Take every line where the string "печатать" appears and copy it.

+ + + +

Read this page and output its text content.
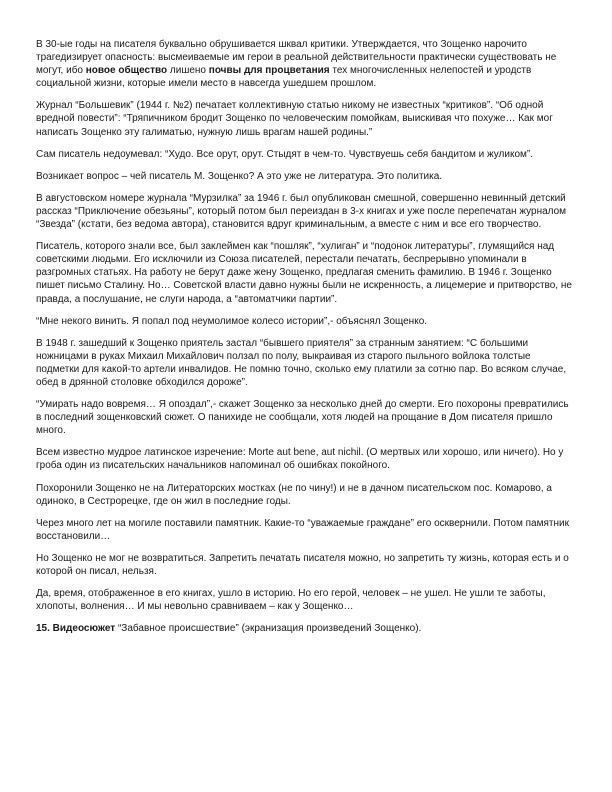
В 30-ые годы на писателя буквально обрушивается шквал критики. Утверждается, что Зощенко нарочито трагедизирует опасность: высмеиваемые им герои в реальной действительности практически существовать не могут, ибо новое общество лишено почвы для процветания тех многочисленных нелепостей и уродств социальной жизни, которые имели место в навсегда ушедшем прошлом.

Журнал “Большевик” (1944 г. №2) печатает коллективную статью никому не известных “критиков”. “Об одной вредной повести”: “Тряпичником бродит Зощенко по человеческим помойкам, выискивая что похуже… Как мог написать Зощенко эту галиматью, нужную лишь врагам нашей родины.”

Сам писатель недоумевал: “Худо. Все орут, орут. Стыдят в чем-то. Чувствуешь себя бандитом и жуликом”.

Возникает вопрос – чей писатель М. Зощенко? А это уже не литература. Это политика.

В августовском номере журнала “Мурзилка” за 1946 г. был опубликован смешной, совершенно невинный детский рассказ “Приключение обезьяны”, который потом был переиздан в 3-х книгах и уже после перепечатан журналом “Звезда” (кстати, без ведома автора), становится вдруг криминальным, а вместе с ним и все его творчество.

Писатель, которого знали все, был заклеймен как “пошляк”, “хулиган” и “подонок литературы”, глумящийся над советскими людьми. Его исключили из Союза писателей, перестали печатать, беспрерывно упоминали в разгромных статьях. На работу не берут даже жену Зощенко, предлагая сменить фамилию. В 1946 г. Зощенко пишет письмо Сталину. Но… Советской власти давно нужны были не искренность, а лицемерие и притворство, не правда, а послушание, не слуги народа, а “автоматчики партии”.

“Мне некого винить. Я попал под неумолимое колесо истории”,- объяснял Зощенко.

В 1948 г. зашедший к Зощенко приятель застал “бывшего приятеля” за странным занятием: “С большими ножницами в руках Михаил Михайлович ползал по полу, выкраивая из старого пыльного войлока толстые подметки для какой-то артели инвалидов. Не помню точно, сколько ему платили за сотню пар. Во всяком случае, обед в дрянной столовке обходился дороже”.

“Умирать надо вовремя… Я опоздал”,- скажет Зощенко за несколько дней до смерти. Его похороны превратились в последний зощенковский сюжет. О панихиде не сообщали, хотя людей на прощание в Дом писателя пришло много.

Всем известно мудрое латинское изречение: Morte aut bene, aut nichil. (О мертвых или хорошо, или ничего). Но у гроба один из писательских начальников напоминал об ошибках покойного.

Похоронили Зощенко не на Литераторских мостках (не по чину!) и не в дачном писательском пос. Комарово, а одиноко, в Сестрорецке, где он жил в последние годы.

Через много лет на могиле поставили памятник. Какие-то “уважаемые граждане” его осквернили. Потом памятник восстановили…

Но Зощенко не мог не возвратиться. Запретить печатать писателя можно, но запретить ту жизнь, которая есть и о которой он писал, нельзя.

Да, время, отображенное в его книгах, ушло в историю. Но его герой, человек – не ушел. Не ушли те заботы, хлопоты, волнения… И мы невольно сравниваем – как у Зощенко…

15. Видеосюжет “Забавное происшествие” (экранизация произведений Зощенко).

+ + + +

* _RIGHT ANSWER_
Писатель, которого знали все, был заклеймен как “пошляк”, “хулиган” и “подонок литературы”, глумящийся над советскими людьми. Его исключили из Союза писателей, перестали печатать, беспрерывно упоминали в разгромных статьях. На работу не берут даже жену Зощенко, предлагая сменить фамилию. В 1946 г. Зощенко пишет письмо Сталину. Но… Советской власти давно нужны были не искренность, а лицемерие и притворство, не правда, а послушание, не слуги народа, а “автоматчики партии”.
Но Зощенко не мог не возвратиться. Запретить печатать писателя можно, но запретить ту жизнь, которая есть и о которой он писал, нельзя.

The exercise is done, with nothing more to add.